[Layout coordinate data]

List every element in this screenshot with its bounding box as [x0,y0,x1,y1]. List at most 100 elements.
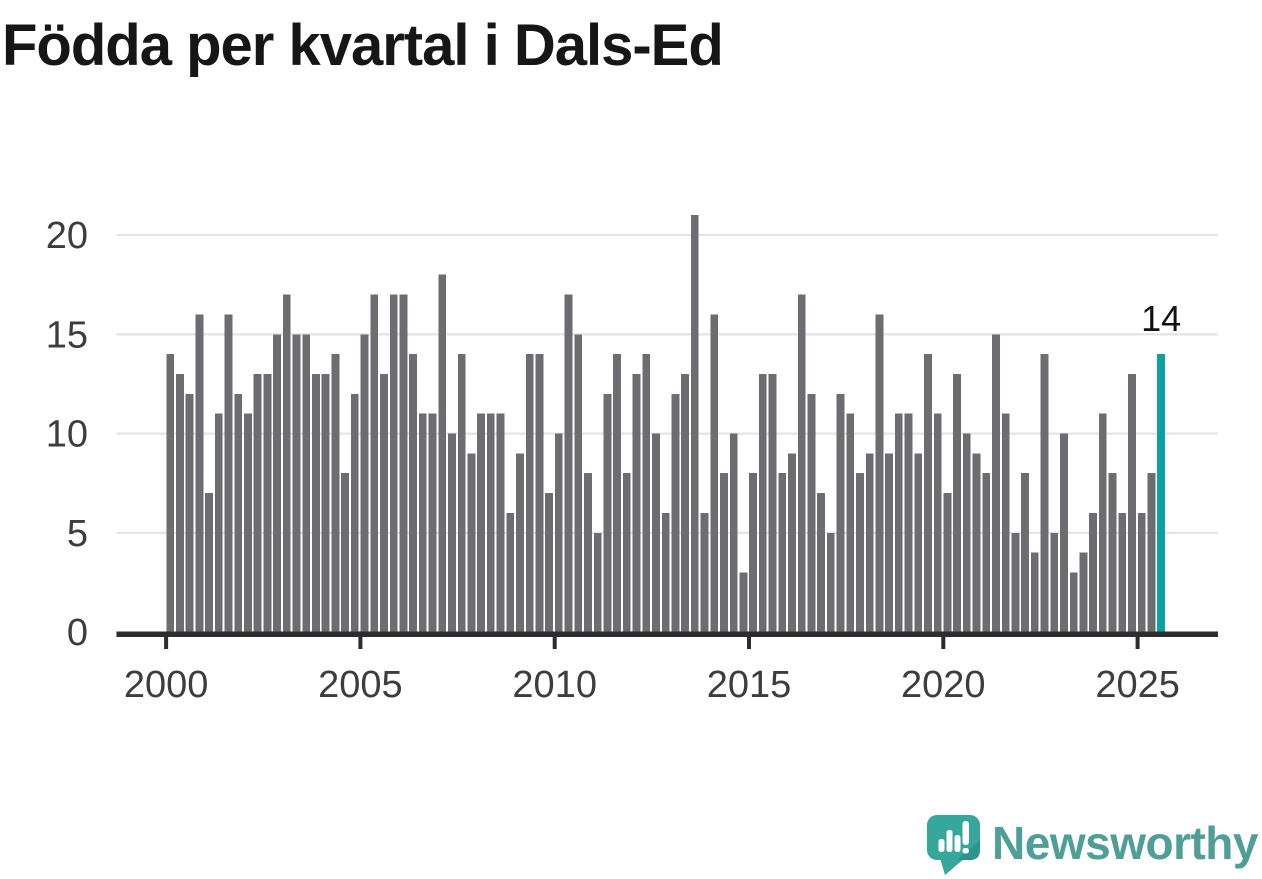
y-tick-label-5: 5 [67,513,88,555]
bar-2019-q4 [933,413,942,632]
bar-2000-q3 [185,393,194,632]
bar-2002-q1 [244,413,252,632]
bar-2006-q1 [399,294,408,632]
bar-2020-q2 [953,373,962,632]
bar-2021-q4 [1011,532,1020,632]
bars-group [166,215,1166,632]
bar-2006-q4 [428,413,437,632]
bar-2004-q2 [331,354,340,632]
bar-2004-q4 [350,393,359,632]
newsworthy-speech-bubble-chart-icon [927,815,981,875]
bar-2011-q1 [593,532,602,632]
bar-2017-q4 [856,473,864,632]
bar-2011-q2 [603,393,612,632]
y-tick-label-10: 10 [46,414,88,456]
gridline-y-20 [116,234,1218,237]
bar-2024-q2 [1108,473,1117,632]
bar-2019-q1 [904,413,913,632]
bar-2009-q4 [545,493,553,632]
bar-2003-q2 [292,334,301,632]
bar-2023-q4 [1089,512,1098,632]
bar-2014-q1 [710,314,719,632]
bar-2002-q4 [273,334,281,632]
bar-2007-q2 [448,433,456,632]
bar-2013-q2 [681,373,689,632]
x-tick-2015 [747,637,751,649]
x-tick-label-2020: 2020 [901,664,986,706]
bar-2013-q4 [700,512,709,632]
bar-2012-q4 [661,512,670,632]
x-tick-2010 [552,637,557,649]
bar-2020-q4 [972,453,981,632]
bar-2017-q1 [826,532,835,632]
x-tick-label-2025: 2025 [1095,664,1180,706]
bar-2004-q1 [321,373,330,632]
y-tick-label-0: 0 [67,612,88,654]
bar-2025-q1 [1137,512,1146,632]
last-value-annotation: 14 [1141,298,1181,339]
bar-2023-q3 [1079,552,1088,632]
bar-2010-q1 [554,433,563,632]
bar-2016-q3 [807,393,816,632]
x-tick-label-2000: 2000 [124,664,209,706]
bar-2000-q4 [195,314,204,632]
x-tick-label-2005: 2005 [318,664,403,706]
bar-2021-q1 [982,473,991,632]
bar-2017-q3 [846,413,855,632]
bar-2002-q2 [253,373,262,632]
bar-2016-q4 [817,493,825,632]
y-tick-label-15: 15 [46,314,88,356]
bar-2008-q4 [506,512,515,632]
bar-2001-q4 [234,393,243,632]
bar-2021-q3 [1001,413,1010,632]
bar-2007-q3 [457,354,466,632]
bar-2011-q4 [622,473,631,632]
x-tick-2005 [358,637,363,649]
bar-2015-q1 [749,473,757,632]
bar-2015-q4 [778,473,787,632]
bar-2007-q1 [438,274,447,632]
gridline-y-10 [116,432,1218,435]
bar-2006-q2 [409,354,417,632]
bar-2003-q1 [282,294,291,632]
bar-2010-q3 [574,334,583,632]
bar-2022-q2 [1030,552,1039,632]
bar-2008-q2 [486,413,495,632]
bar-2005-q2 [370,294,379,632]
bar-2006-q3 [418,413,427,632]
bar-2024-q4 [1128,373,1136,632]
bar-2017-q2 [836,393,845,632]
x-tick-2020 [941,637,946,649]
newsworthy-logo: Newsworthy [924,812,1258,878]
bar-2001-q1 [205,493,213,632]
x-tick-2000 [164,637,169,649]
bar-2013-q1 [671,393,680,632]
x-tick-2025 [1135,637,1140,649]
bar-2001-q2 [214,413,223,632]
bar-2018-q1 [865,453,874,632]
bar-2012-q2 [642,354,651,632]
bar-2021-q2 [992,334,1000,632]
bar-2022-q3 [1040,354,1049,632]
bar-2022-q1 [1021,473,1030,632]
y-tick-label-20: 20 [46,215,88,257]
bar-2002-q3 [263,373,272,632]
bar-2018-q3 [885,453,894,632]
bar-2008-q3 [496,413,505,632]
bar-2020-q3 [962,433,971,632]
bar-2009-q1 [516,453,524,632]
bar-2009-q3 [535,354,544,632]
bar-2015-q2 [758,373,767,632]
bar-2010-q4 [584,473,592,632]
bar-2005-q4 [389,294,398,632]
bar-2010-q2 [564,294,573,632]
bar-2001-q3 [224,314,233,632]
bar-2012-q3 [652,433,660,632]
bar-2005-q3 [380,373,388,632]
bar-2019-q3 [924,354,932,632]
bar-2025-q2 [1147,473,1156,632]
bar-2024-q1 [1098,413,1107,632]
bar-2007-q4 [467,453,476,632]
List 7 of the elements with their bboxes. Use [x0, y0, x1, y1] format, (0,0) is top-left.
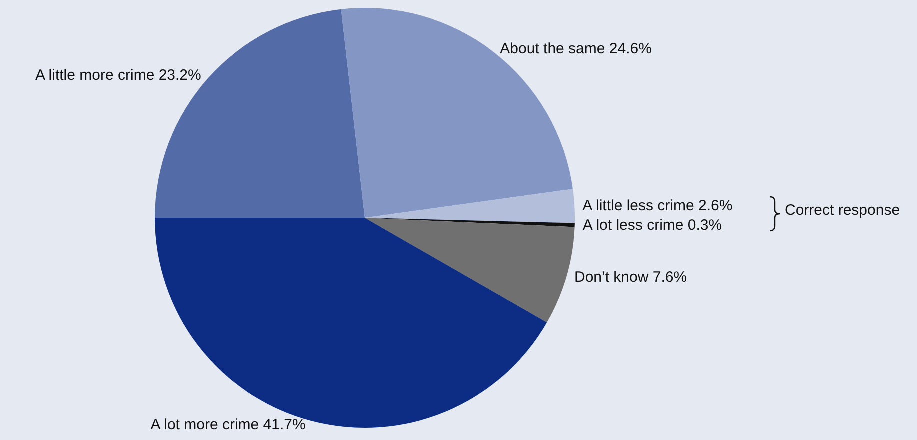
- slice-label: A little less crime 2.6%: [582, 197, 733, 214]
- slice-label: About the same 24.6%: [500, 40, 652, 58]
- slice-label: A lot less crime 0.3%: [582, 216, 722, 234]
- slice-label: A lot more crime 41.7%: [150, 416, 306, 434]
- text: Correct response: [785, 202, 900, 219]
- slice-label: A little more crime 23.2%: [35, 66, 202, 84]
- slice-label: Don’t know 7.6%: [574, 269, 688, 286]
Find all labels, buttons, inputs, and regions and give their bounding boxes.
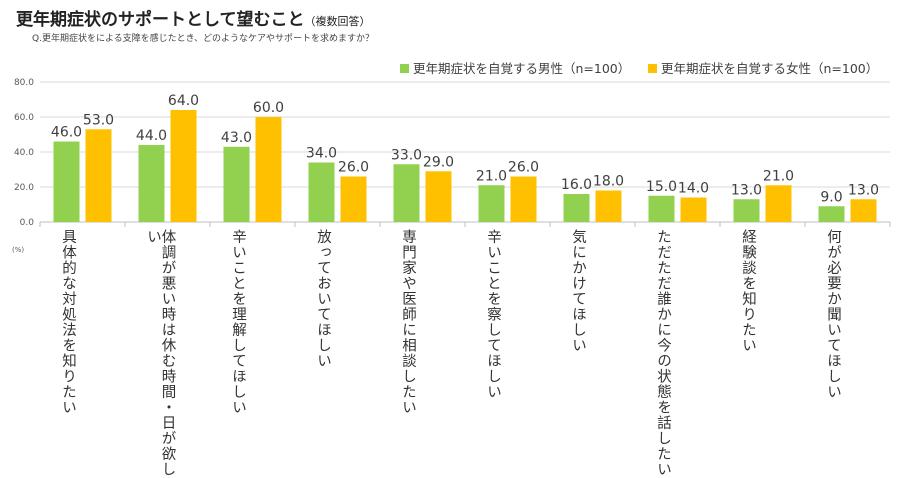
bar-female: [765, 185, 792, 222]
bar-female: [850, 199, 877, 222]
legend-swatch: [400, 64, 409, 73]
x-category-label: 体調が悪い時は休む時間・日が欲しい: [145, 229, 176, 477]
y-axis-unit: (%): [12, 246, 24, 254]
title-note: （複数回答）: [304, 15, 371, 28]
data-label: 29.0: [423, 154, 454, 170]
bar-male: [393, 164, 420, 222]
bar-male: [733, 199, 760, 222]
bar-male: [53, 141, 80, 222]
bar-male: [818, 206, 845, 222]
legend-swatch: [648, 64, 657, 73]
y-tick-label: 40.0: [14, 148, 34, 158]
x-category-label: 辛いことを察してほしい: [485, 229, 501, 400]
data-label: 43.0: [221, 130, 252, 146]
data-label: 21.0: [476, 168, 507, 184]
data-label: 34.0: [306, 146, 337, 162]
bar-male: [648, 195, 675, 222]
y-tick-label: 60.0: [14, 113, 34, 123]
bar-male: [478, 185, 505, 222]
data-label: 53.0: [83, 112, 114, 128]
bar-female: [340, 176, 367, 222]
legend-label: 更年期症状を自覚する女性（n=100）: [661, 61, 878, 76]
bar-female: [425, 171, 452, 222]
data-label: 16.0: [561, 177, 592, 193]
bar-female: [595, 190, 622, 222]
x-category-label: 具体的な対処法を知りたい: [60, 229, 76, 415]
data-label: 13.0: [848, 182, 879, 198]
bar-male: [223, 146, 250, 222]
data-label: 26.0: [508, 160, 539, 176]
data-label: 64.0: [168, 93, 199, 109]
bar-female: [510, 176, 537, 222]
title-text: 更年期症状のサポートとして望むこと: [16, 10, 305, 30]
x-category-label: 放っておいてほしい: [315, 229, 331, 369]
data-label: 14.0: [678, 181, 709, 197]
bar-male: [563, 194, 590, 222]
y-tick-label: 0.0: [20, 218, 35, 228]
x-category-label: 専門家や医師に相談したい: [400, 229, 416, 415]
x-category-label: 辛いことを理解してほしい: [230, 229, 246, 415]
data-label: 9.0: [820, 189, 842, 205]
data-label: 15.0: [646, 179, 677, 195]
bar-female: [680, 197, 707, 222]
data-label: 13.0: [731, 182, 762, 198]
y-tick-label: 20.0: [14, 183, 34, 193]
x-category-label: 気にかけてほしい: [570, 229, 586, 353]
data-label: 44.0: [136, 128, 167, 144]
x-category-label: 何が必要か聞いてほしい: [825, 229, 841, 400]
x-category-label: ただただ誰かに今の状態を話したい: [655, 229, 671, 477]
chart-subtitle: Q.更年期症状をによる支障を感じたとき、どのようなケアやサポートを求めますか？: [32, 34, 375, 44]
data-label: 21.0: [763, 168, 794, 184]
data-label: 26.0: [338, 160, 369, 176]
chart-title: 更年期症状のサポートとして望むこと（複数回答）: [16, 5, 371, 30]
bar-female: [170, 110, 197, 222]
data-label: 18.0: [593, 174, 624, 190]
x-category-label: 経験談を知りたい: [740, 229, 756, 353]
y-tick-label: 80.0: [14, 78, 34, 88]
data-label: 46.0: [51, 125, 82, 141]
legend-label: 更年期症状を自覚する男性（n=100）: [413, 61, 630, 76]
bar-male: [138, 145, 165, 222]
data-label: 33.0: [391, 147, 422, 163]
data-label: 60.0: [253, 100, 284, 116]
bar-female: [255, 117, 282, 222]
bar-male: [308, 162, 335, 222]
bar-female: [85, 129, 112, 222]
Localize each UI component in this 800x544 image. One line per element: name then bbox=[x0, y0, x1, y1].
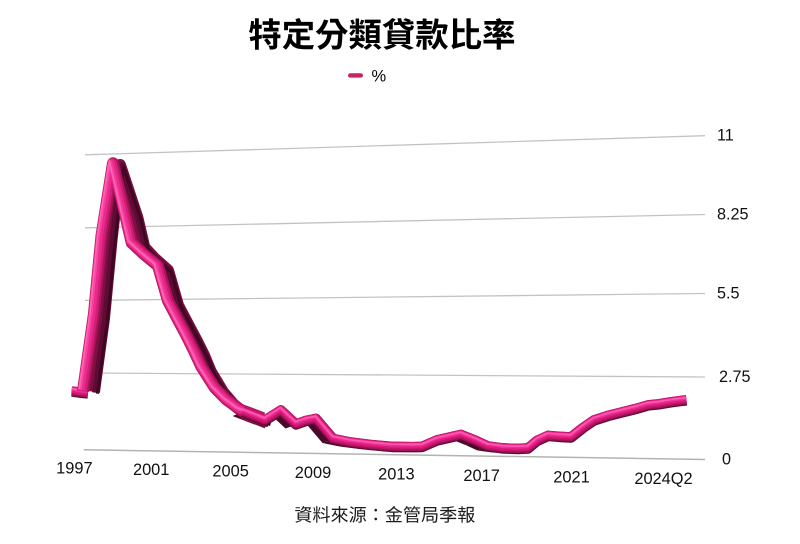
svg-text:8.25: 8.25 bbox=[717, 205, 749, 223]
svg-text:2.75: 2.75 bbox=[719, 368, 751, 386]
svg-text:2021: 2021 bbox=[553, 468, 589, 486]
svg-text:%: % bbox=[372, 67, 387, 85]
svg-text:11: 11 bbox=[717, 127, 734, 145]
svg-text:0: 0 bbox=[722, 450, 731, 468]
svg-text:2001: 2001 bbox=[133, 461, 169, 479]
svg-text:2024Q2: 2024Q2 bbox=[634, 470, 692, 488]
svg-text:2017: 2017 bbox=[463, 467, 499, 485]
svg-text:2005: 2005 bbox=[212, 462, 248, 480]
svg-text:2013: 2013 bbox=[378, 465, 414, 483]
svg-text:2009: 2009 bbox=[295, 464, 331, 482]
svg-text:5.5: 5.5 bbox=[717, 284, 740, 302]
svg-text:1997: 1997 bbox=[56, 460, 92, 478]
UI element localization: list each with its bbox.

Required work
Reproduce the items from the line with "svg-text:8.25: 8.25 bbox=[717, 205, 749, 223]" to the line with "svg-text:2001: 2001 bbox=[133, 461, 169, 479]", substituting "chart-text" for "svg-text" and leaving everything else unchanged.

Exercise output
chart-text:8.25: 8.25 bbox=[717, 205, 749, 223]
chart-text:2.75: 2.75 bbox=[719, 368, 751, 386]
chart-text:2021: 2021 bbox=[553, 468, 589, 486]
chart-text:%: % bbox=[372, 67, 387, 85]
chart-text:11: 11 bbox=[717, 127, 734, 145]
chart-text:0: 0 bbox=[722, 450, 731, 468]
chart-text:2001: 2001 bbox=[133, 461, 169, 479]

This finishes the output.